## Given request
Your task is to transcribe the data in full.

## Dataset records
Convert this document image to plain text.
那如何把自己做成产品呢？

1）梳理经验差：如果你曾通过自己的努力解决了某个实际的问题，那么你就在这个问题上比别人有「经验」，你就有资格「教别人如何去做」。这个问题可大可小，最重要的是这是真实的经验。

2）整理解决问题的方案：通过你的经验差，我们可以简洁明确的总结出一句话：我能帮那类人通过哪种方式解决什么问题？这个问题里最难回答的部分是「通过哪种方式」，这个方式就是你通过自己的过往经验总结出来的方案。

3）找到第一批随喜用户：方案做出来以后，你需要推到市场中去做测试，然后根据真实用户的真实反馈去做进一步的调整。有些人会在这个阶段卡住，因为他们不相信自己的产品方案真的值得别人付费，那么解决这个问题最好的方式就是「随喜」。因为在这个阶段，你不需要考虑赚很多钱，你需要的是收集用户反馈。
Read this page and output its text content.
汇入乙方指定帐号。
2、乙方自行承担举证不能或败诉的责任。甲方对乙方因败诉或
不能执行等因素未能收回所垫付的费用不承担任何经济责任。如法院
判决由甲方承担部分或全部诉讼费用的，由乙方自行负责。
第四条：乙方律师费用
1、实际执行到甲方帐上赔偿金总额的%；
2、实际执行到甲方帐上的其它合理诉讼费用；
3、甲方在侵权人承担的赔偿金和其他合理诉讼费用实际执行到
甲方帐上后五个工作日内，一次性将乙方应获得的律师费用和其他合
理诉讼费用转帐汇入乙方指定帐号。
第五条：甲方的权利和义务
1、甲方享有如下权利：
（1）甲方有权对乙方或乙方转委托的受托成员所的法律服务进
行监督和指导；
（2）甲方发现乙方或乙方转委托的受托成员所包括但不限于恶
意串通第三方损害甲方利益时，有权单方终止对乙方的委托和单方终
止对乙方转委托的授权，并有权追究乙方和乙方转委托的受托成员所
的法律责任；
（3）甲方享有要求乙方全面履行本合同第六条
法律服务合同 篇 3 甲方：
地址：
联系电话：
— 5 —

## Task solution
Convert this document image to plain text.
那如何把自己做成产品呢？

1）梳理经验差：如果你曾通过自己的努力解决了某个实际的问题，那么你就在这个问题上比别人有「经验」，你就有资格「教别人如何去做」。这个问题可大可小，最重要的是这是真实的经验。

2）整理解决问题的方案：通过你的经验差，我们可以简洁明确的总结出一句话：我能帮那类人通过哪种方式解决什么问题？这个问题里最难回答的部分是「通过哪种方式」，这个方式就是你通过自己的过往经验总结出来的方案。

3）找到第一批随喜用户：方案做出来以后，你需要推到市场中去做测试，然后根据真实用户的真实反馈去做进一步的调整。有些人会在这个阶段卡住，因为他们不相信自己的产品方案真的值得别人付费，那么解决这个问题最好的方式就是「随喜」。因为在这个阶段，你不需要考虑赚很多钱，你需要的是收集用户反馈。
Read this page and output its text content.
汇入乙方指定帐号。
2、乙方自行承担举证不能或败诉的责任。甲方对乙方因败诉或
不能执行等因素未能收回所垫付的费用不承担任何经济责任。如法院
判决由甲方承担部分或全部诉讼费用的，由乙方自行负责。
第四条：乙方律师费用
1、实际执行到甲方帐上赔偿金总额的%；
2、实际执行到甲方帐上的其它合理诉讼费用；
3、甲方在侵权人承担的赔偿金和其他合理诉讼费用实际执行到
甲方帐上后五个工作日内，一次性将乙方应获得的律师费用和其他合
理诉讼费用转帐汇入乙方指定帐号。
第五条：甲方的权利和义务
1、甲方享有如下权利：
（1）甲方有权对乙方或乙方转委托的受托成员所的法律服务进
行监督和指导；
（2）甲方发现乙方或乙方转委托的受托成员所包括但不限于恶
意串通第三方损害甲方利益时，有权单方终止对乙方的委托和单方终
止对乙方转委托的授权，并有权追究乙方和乙方转委托的受托成员所
的法律责任；
（3）甲方享有要求乙方全面履行本合同第六条
法律服务合同 篇 3 甲方：
地址：
联系电话：
— 5 —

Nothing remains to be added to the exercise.